# To do
Retype all of the data exactly as given.
[Provided records start]
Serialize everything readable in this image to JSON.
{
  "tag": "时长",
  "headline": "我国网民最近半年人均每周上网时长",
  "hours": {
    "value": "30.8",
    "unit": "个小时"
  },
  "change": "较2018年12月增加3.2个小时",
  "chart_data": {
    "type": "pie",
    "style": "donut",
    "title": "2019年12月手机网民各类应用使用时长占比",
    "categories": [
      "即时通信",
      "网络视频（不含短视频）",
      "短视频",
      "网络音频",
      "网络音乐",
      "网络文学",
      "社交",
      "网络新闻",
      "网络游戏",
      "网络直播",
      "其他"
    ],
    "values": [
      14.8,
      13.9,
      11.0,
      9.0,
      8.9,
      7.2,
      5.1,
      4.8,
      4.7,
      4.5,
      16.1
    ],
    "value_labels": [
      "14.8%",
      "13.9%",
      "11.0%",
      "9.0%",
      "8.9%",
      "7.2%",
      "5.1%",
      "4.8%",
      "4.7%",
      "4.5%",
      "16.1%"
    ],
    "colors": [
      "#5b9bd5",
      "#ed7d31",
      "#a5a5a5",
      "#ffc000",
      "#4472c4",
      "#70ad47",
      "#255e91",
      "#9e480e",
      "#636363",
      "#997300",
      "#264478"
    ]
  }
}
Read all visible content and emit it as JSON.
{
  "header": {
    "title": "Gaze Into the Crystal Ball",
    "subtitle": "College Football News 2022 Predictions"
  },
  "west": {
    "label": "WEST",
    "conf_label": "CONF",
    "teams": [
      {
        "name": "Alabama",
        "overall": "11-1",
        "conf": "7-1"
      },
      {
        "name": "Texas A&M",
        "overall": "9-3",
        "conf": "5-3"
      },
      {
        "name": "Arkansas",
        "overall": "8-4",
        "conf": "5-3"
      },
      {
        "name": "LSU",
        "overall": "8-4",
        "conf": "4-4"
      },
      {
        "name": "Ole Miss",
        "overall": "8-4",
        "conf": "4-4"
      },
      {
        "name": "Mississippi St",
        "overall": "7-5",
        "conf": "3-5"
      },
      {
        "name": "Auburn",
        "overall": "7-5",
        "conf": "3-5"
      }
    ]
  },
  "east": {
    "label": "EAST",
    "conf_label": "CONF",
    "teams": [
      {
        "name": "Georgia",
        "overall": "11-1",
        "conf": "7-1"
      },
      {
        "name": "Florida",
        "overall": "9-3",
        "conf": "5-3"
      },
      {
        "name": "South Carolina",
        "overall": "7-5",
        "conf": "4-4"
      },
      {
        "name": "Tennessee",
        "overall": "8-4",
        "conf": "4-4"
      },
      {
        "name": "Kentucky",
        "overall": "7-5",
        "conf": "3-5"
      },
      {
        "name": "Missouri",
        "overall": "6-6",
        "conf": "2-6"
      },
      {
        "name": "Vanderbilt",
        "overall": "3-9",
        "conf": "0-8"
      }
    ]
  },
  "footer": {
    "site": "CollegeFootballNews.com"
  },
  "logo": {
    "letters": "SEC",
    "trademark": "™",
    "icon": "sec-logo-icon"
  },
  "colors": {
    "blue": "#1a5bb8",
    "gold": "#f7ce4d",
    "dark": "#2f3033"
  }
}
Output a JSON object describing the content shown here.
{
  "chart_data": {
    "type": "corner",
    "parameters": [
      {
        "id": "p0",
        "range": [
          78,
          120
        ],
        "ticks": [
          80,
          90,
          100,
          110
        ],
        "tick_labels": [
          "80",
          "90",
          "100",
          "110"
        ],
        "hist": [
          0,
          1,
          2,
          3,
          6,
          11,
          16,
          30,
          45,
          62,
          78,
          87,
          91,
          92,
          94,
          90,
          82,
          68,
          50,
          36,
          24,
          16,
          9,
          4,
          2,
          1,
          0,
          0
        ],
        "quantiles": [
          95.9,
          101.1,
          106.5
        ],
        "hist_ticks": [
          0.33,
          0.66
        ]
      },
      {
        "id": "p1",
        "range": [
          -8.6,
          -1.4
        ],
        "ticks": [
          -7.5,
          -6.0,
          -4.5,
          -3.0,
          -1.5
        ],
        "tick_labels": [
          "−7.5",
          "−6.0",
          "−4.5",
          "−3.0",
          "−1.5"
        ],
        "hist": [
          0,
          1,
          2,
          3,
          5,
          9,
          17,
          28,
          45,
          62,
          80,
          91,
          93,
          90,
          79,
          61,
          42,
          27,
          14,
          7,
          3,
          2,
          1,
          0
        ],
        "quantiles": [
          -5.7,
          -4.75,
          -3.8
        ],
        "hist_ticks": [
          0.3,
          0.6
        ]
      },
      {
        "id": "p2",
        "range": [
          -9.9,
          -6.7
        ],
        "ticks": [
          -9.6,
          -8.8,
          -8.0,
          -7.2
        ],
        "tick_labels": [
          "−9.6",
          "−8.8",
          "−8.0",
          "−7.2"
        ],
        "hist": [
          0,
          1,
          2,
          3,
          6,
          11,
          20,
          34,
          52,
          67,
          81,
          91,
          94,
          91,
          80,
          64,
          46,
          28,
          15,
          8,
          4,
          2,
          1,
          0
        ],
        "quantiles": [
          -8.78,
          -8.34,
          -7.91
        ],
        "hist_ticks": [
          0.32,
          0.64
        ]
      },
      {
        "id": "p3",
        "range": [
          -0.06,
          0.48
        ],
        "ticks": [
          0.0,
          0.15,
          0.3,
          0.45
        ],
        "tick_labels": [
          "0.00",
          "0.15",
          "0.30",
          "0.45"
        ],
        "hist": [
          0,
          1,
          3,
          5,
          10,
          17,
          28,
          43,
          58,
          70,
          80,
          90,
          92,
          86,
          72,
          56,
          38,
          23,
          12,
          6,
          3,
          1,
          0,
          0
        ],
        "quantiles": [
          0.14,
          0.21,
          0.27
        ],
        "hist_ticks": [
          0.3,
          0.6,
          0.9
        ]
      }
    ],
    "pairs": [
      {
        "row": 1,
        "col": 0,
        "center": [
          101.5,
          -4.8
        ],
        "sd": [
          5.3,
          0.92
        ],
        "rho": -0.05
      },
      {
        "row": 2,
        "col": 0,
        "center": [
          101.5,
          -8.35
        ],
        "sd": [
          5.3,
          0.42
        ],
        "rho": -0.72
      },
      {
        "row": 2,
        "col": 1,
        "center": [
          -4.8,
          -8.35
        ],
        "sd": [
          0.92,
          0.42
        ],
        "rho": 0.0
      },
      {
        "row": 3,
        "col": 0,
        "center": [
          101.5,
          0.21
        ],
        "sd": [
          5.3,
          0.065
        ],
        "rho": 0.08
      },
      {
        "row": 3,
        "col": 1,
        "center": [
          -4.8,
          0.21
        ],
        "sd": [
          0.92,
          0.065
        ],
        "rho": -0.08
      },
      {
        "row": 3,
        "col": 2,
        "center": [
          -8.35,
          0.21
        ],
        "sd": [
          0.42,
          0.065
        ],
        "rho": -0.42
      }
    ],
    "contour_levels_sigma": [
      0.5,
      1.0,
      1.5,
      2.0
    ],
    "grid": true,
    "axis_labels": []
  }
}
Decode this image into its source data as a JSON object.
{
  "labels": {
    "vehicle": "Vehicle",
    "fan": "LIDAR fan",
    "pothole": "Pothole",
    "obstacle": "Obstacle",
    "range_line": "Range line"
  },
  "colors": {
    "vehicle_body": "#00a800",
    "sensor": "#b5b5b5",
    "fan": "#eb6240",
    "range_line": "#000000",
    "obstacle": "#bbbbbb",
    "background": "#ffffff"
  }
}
[Provided records end]
# The reply
Serialize everything readable in this image to JSON.
{
  "tag": "时长",
  "headline": "我国网民最近半年人均每周上网时长",
  "hours": {
    "value": "30.8",
    "unit": "个小时"
  },
  "change": "较2018年12月增加3.2个小时",
  "chart_data": {
    "type": "pie",
    "style": "donut",
    "title": "2019年12月手机网民各类应用使用时长占比",
    "categories": [
      "即时通信",
      "网络视频（不含短视频）",
      "短视频",
      "网络音频",
      "网络音乐",
      "网络文学",
      "社交",
      "网络新闻",
      "网络游戏",
      "网络直播",
      "其他"
    ],
    "values": [
      14.8,
      13.9,
      11.0,
      9.0,
      8.9,
      7.2,
      5.1,
      4.8,
      4.7,
      4.5,
      16.1
    ],
    "value_labels": [
      "14.8%",
      "13.9%",
      "11.0%",
      "9.0%",
      "8.9%",
      "7.2%",
      "5.1%",
      "4.8%",
      "4.7%",
      "4.5%",
      "16.1%"
    ],
    "colors": [
      "#5b9bd5",
      "#ed7d31",
      "#a5a5a5",
      "#ffc000",
      "#4472c4",
      "#70ad47",
      "#255e91",
      "#9e480e",
      "#636363",
      "#997300",
      "#264478"
    ]
  }
}
Read all visible content and emit it as JSON.
{
  "header": {
    "title": "Gaze Into the Crystal Ball",
    "subtitle": "College Football News 2022 Predictions"
  },
  "west": {
    "label": "WEST",
    "conf_label": "CONF",
    "teams": [
      {
        "name": "Alabama",
        "overall": "11-1",
        "conf": "7-1"
      },
      {
        "name": "Texas A&M",
        "overall": "9-3",
        "conf": "5-3"
      },
      {
        "name": "Arkansas",
        "overall": "8-4",
        "conf": "5-3"
      },
      {
        "name": "LSU",
        "overall": "8-4",
        "conf": "4-4"
      },
      {
        "name": "Ole Miss",
        "overall": "8-4",
        "conf": "4-4"
      },
      {
        "name": "Mississippi St",
        "overall": "7-5",
        "conf": "3-5"
      },
      {
        "name": "Auburn",
        "overall": "7-5",
        "conf": "3-5"
      }
    ]
  },
  "east": {
    "label": "EAST",
    "conf_label": "CONF",
    "teams": [
      {
        "name": "Georgia",
        "overall": "11-1",
        "conf": "7-1"
      },
      {
        "name": "Florida",
        "overall": "9-3",
        "conf": "5-3"
      },
      {
        "name": "South Carolina",
        "overall": "7-5",
        "conf": "4-4"
      },
      {
        "name": "Tennessee",
        "overall": "8-4",
        "conf": "4-4"
      },
      {
        "name": "Kentucky",
        "overall": "7-5",
        "conf": "3-5"
      },
      {
        "name": "Missouri",
        "overall": "6-6",
        "conf": "2-6"
      },
      {
        "name": "Vanderbilt",
        "overall": "3-9",
        "conf": "0-8"
      }
    ]
  },
  "footer": {
    "site": "CollegeFootballNews.com"
  },
  "logo": {
    "letters": "SEC",
    "trademark": "™",
    "icon": "sec-logo-icon"
  },
  "colors": {
    "blue": "#1a5bb8",
    "gold": "#f7ce4d",
    "dark": "#2f3033"
  }
}
Output a JSON object describing the content shown here.
{
  "chart_data": {
    "type": "corner",
    "parameters": [
      {
        "id": "p0",
        "range": [
          78,
          120
        ],
        "ticks": [
          80,
          90,
          100,
          110
        ],
        "tick_labels": [
          "80",
          "90",
          "100",
          "110"
        ],
        "hist": [
          0,
          1,
          2,
          3,
          6,
          11,
          16,
          30,
          45,
          62,
          78,
          87,
          91,
          92,
          94,
          90,
          82,
          68,
          50,
          36,
          24,
          16,
          9,
          4,
          2,
          1,
          0,
          0
        ],
        "quantiles": [
          95.9,
          101.1,
          106.5
        ],
        "hist_ticks": [
          0.33,
          0.66
        ]
      },
      {
        "id": "p1",
        "range": [
          -8.6,
          -1.4
        ],
        "ticks": [
          -7.5,
          -6.0,
          -4.5,
          -3.0,
          -1.5
        ],
        "tick_labels": [
          "−7.5",
          "−6.0",
          "−4.5",
          "−3.0",
          "−1.5"
        ],
        "hist": [
          0,
          1,
          2,
          3,
          5,
          9,
          17,
          28,
          45,
          62,
          80,
          91,
          93,
          90,
          79,
          61,
          42,
          27,
          14,
          7,
          3,
          2,
          1,
          0
        ],
        "quantiles": [
          -5.7,
          -4.75,
          -3.8
        ],
        "hist_ticks": [
          0.3,
          0.6
        ]
      },
      {
        "id": "p2",
        "range": [
          -9.9,
          -6.7
        ],
        "ticks": [
          -9.6,
          -8.8,
          -8.0,
          -7.2
        ],
        "tick_labels": [
          "−9.6",
          "−8.8",
          "−8.0",
          "−7.2"
        ],
        "hist": [
          0,
          1,
          2,
          3,
          6,
          11,
          20,
          34,
          52,
          67,
          81,
          91,
          94,
          91,
          80,
          64,
          46,
          28,
          15,
          8,
          4,
          2,
          1,
          0
        ],
        "quantiles": [
          -8.78,
          -8.34,
          -7.91
        ],
        "hist_ticks": [
          0.32,
          0.64
        ]
      },
      {
        "id": "p3",
        "range": [
          -0.06,
          0.48
        ],
        "ticks": [
          0.0,
          0.15,
          0.3,
          0.45
        ],
        "tick_labels": [
          "0.00",
          "0.15",
          "0.30",
          "0.45"
        ],
        "hist": [
          0,
          1,
          3,
          5,
          10,
          17,
          28,
          43,
          58,
          70,
          80,
          90,
          92,
          86,
          72,
          56,
          38,
          23,
          12,
          6,
          3,
          1,
          0,
          0
        ],
        "quantiles": [
          0.14,
          0.21,
          0.27
        ],
        "hist_ticks": [
          0.3,
          0.6,
          0.9
        ]
      }
    ],
    "pairs": [
      {
        "row": 1,
        "col": 0,
        "center": [
          101.5,
          -4.8
        ],
        "sd": [
          5.3,
          0.92
        ],
        "rho": -0.05
      },
      {
        "row": 2,
        "col": 0,
        "center": [
          101.5,
          -8.35
        ],
        "sd": [
          5.3,
          0.42
        ],
        "rho": -0.72
      },
      {
        "row": 2,
        "col": 1,
        "center": [
          -4.8,
          -8.35
        ],
        "sd": [
          0.92,
          0.42
        ],
        "rho": 0.0
      },
      {
        "row": 3,
        "col": 0,
        "center": [
          101.5,
          0.21
        ],
        "sd": [
          5.3,
          0.065
        ],
        "rho": 0.08
      },
      {
        "row": 3,
        "col": 1,
        "center": [
          -4.8,
          0.21
        ],
        "sd": [
          0.92,
          0.065
        ],
        "rho": -0.08
      },
      {
        "row": 3,
        "col": 2,
        "center": [
          -8.35,
          0.21
        ],
        "sd": [
          0.42,
          0.065
        ],
        "rho": -0.42
      }
    ],
    "contour_levels_sigma": [
      0.5,
      1.0,
      1.5,
      2.0
    ],
    "grid": true,
    "axis_labels": []
  }
}
Decode this image into its source data as a JSON object.
{
  "labels": {
    "vehicle": "Vehicle",
    "fan": "LIDAR fan",
    "pothole": "Pothole",
    "obstacle": "Obstacle",
    "range_line": "Range line"
  },
  "colors": {
    "vehicle_body": "#00a800",
    "sensor": "#b5b5b5",
    "fan": "#eb6240",
    "range_line": "#000000",
    "obstacle": "#bbbbbb",
    "background": "#ffffff"
  }
}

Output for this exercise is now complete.